**What to work on:** Leave every picture out and write out the records below exactly.

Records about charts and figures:
------------------------------------------------
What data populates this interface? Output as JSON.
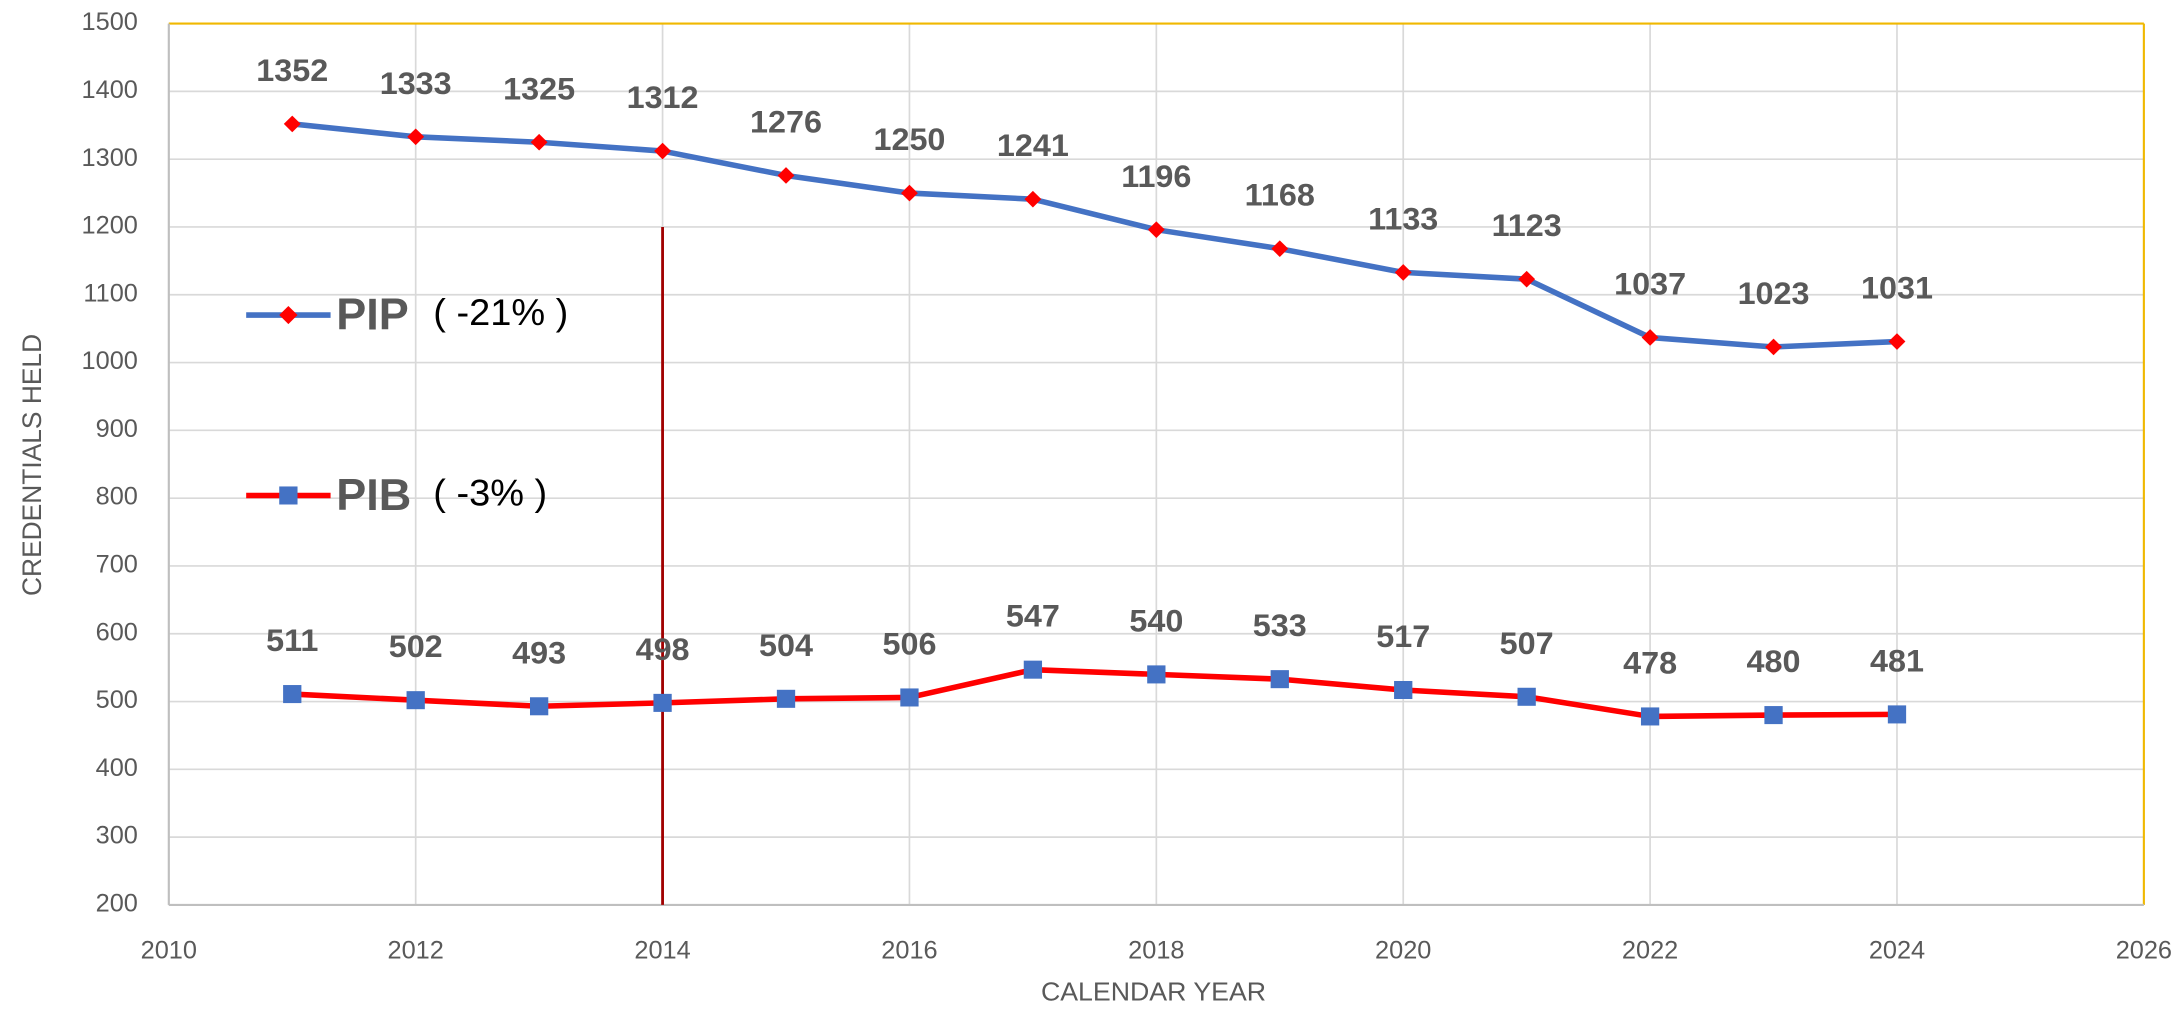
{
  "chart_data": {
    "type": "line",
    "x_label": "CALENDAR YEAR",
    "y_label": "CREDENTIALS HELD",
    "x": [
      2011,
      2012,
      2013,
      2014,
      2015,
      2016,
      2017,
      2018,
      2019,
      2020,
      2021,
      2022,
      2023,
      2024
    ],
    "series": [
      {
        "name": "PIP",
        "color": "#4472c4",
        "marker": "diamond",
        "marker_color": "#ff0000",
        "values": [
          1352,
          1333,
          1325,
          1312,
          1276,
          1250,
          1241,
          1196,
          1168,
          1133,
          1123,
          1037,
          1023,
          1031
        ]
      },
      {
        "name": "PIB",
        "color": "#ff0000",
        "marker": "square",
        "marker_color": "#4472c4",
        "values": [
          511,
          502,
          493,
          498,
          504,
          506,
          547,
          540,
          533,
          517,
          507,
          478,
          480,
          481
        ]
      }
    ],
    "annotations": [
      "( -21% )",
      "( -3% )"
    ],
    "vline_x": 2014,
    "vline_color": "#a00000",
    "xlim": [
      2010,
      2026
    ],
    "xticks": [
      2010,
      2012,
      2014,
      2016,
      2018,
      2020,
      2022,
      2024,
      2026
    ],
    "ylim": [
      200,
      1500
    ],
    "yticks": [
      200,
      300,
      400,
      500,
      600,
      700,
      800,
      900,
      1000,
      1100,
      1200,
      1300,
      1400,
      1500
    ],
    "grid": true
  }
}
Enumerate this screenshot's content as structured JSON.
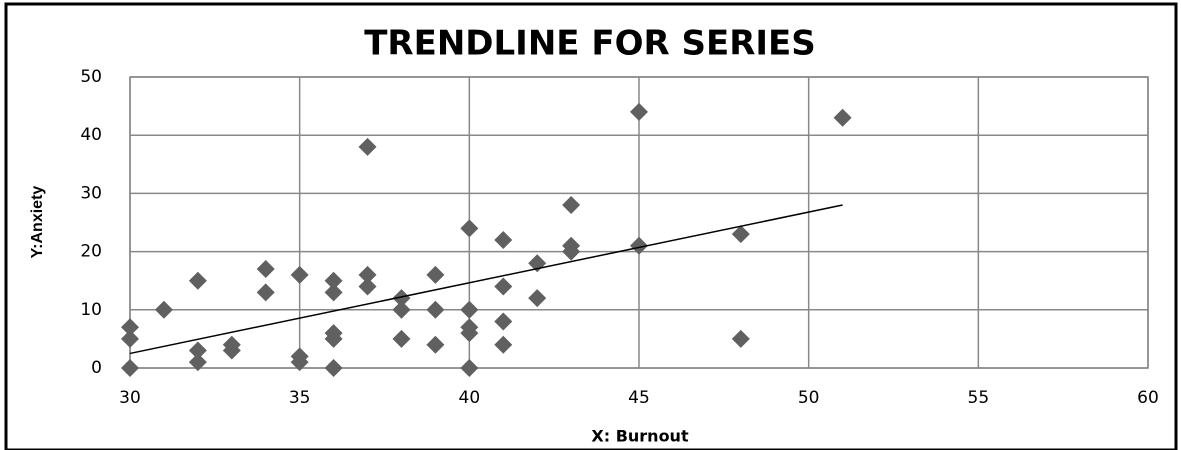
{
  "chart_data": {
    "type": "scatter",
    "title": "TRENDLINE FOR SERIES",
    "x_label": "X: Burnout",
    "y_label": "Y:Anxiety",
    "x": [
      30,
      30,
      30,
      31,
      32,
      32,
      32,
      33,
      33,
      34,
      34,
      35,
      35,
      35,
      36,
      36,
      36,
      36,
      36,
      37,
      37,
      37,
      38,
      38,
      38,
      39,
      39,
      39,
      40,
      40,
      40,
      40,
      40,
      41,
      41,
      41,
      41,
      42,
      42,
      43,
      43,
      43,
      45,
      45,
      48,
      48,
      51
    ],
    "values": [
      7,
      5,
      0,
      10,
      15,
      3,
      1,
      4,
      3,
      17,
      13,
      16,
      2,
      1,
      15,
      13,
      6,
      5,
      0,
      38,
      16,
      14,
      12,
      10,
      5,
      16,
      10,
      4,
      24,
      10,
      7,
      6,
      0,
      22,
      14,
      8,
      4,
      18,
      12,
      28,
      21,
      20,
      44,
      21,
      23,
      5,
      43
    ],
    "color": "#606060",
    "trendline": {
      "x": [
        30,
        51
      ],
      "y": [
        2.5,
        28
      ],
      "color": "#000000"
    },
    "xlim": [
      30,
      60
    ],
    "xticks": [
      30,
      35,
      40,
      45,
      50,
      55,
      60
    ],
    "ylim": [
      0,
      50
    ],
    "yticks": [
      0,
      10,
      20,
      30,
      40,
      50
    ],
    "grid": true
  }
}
------------------------------------------------
**Task solution:**
What data populates this interface? Output as JSON.
{
  "chart_data": {
    "type": "line",
    "x_label": "CALENDAR YEAR",
    "y_label": "CREDENTIALS HELD",
    "x": [
      2011,
      2012,
      2013,
      2014,
      2015,
      2016,
      2017,
      2018,
      2019,
      2020,
      2021,
      2022,
      2023,
      2024
    ],
    "series": [
      {
        "name": "PIP",
        "color": "#4472c4",
        "marker": "diamond",
        "marker_color": "#ff0000",
        "values": [
          1352,
          1333,
          1325,
          1312,
          1276,
          1250,
          1241,
          1196,
          1168,
          1133,
          1123,
          1037,
          1023,
          1031
        ]
      },
      {
        "name": "PIB",
        "color": "#ff0000",
        "marker": "square",
        "marker_color": "#4472c4",
        "values": [
          511,
          502,
          493,
          498,
          504,
          506,
          547,
          540,
          533,
          517,
          507,
          478,
          480,
          481
        ]
      }
    ],
    "annotations": [
      "( -21% )",
      "( -3% )"
    ],
    "vline_x": 2014,
    "vline_color": "#a00000",
    "xlim": [
      2010,
      2026
    ],
    "xticks": [
      2010,
      2012,
      2014,
      2016,
      2018,
      2020,
      2022,
      2024,
      2026
    ],
    "ylim": [
      200,
      1500
    ],
    "yticks": [
      200,
      300,
      400,
      500,
      600,
      700,
      800,
      900,
      1000,
      1100,
      1200,
      1300,
      1400,
      1500
    ],
    "grid": true
  }
}
Enumerate this screenshot's content as structured JSON.
{
  "chart_data": {
    "type": "scatter",
    "title": "TRENDLINE FOR SERIES",
    "x_label": "X: Burnout",
    "y_label": "Y:Anxiety",
    "x": [
      30,
      30,
      30,
      31,
      32,
      32,
      32,
      33,
      33,
      34,
      34,
      35,
      35,
      35,
      36,
      36,
      36,
      36,
      36,
      37,
      37,
      37,
      38,
      38,
      38,
      39,
      39,
      39,
      40,
      40,
      40,
      40,
      40,
      41,
      41,
      41,
      41,
      42,
      42,
      43,
      43,
      43,
      45,
      45,
      48,
      48,
      51
    ],
    "values": [
      7,
      5,
      0,
      10,
      15,
      3,
      1,
      4,
      3,
      17,
      13,
      16,
      2,
      1,
      15,
      13,
      6,
      5,
      0,
      38,
      16,
      14,
      12,
      10,
      5,
      16,
      10,
      4,
      24,
      10,
      7,
      6,
      0,
      22,
      14,
      8,
      4,
      18,
      12,
      28,
      21,
      20,
      44,
      21,
      23,
      5,
      43
    ],
    "color": "#606060",
    "trendline": {
      "x": [
        30,
        51
      ],
      "y": [
        2.5,
        28
      ],
      "color": "#000000"
    },
    "xlim": [
      30,
      60
    ],
    "xticks": [
      30,
      35,
      40,
      45,
      50,
      55,
      60
    ],
    "ylim": [
      0,
      50
    ],
    "yticks": [
      0,
      10,
      20,
      30,
      40,
      50
    ],
    "grid": true
  }
}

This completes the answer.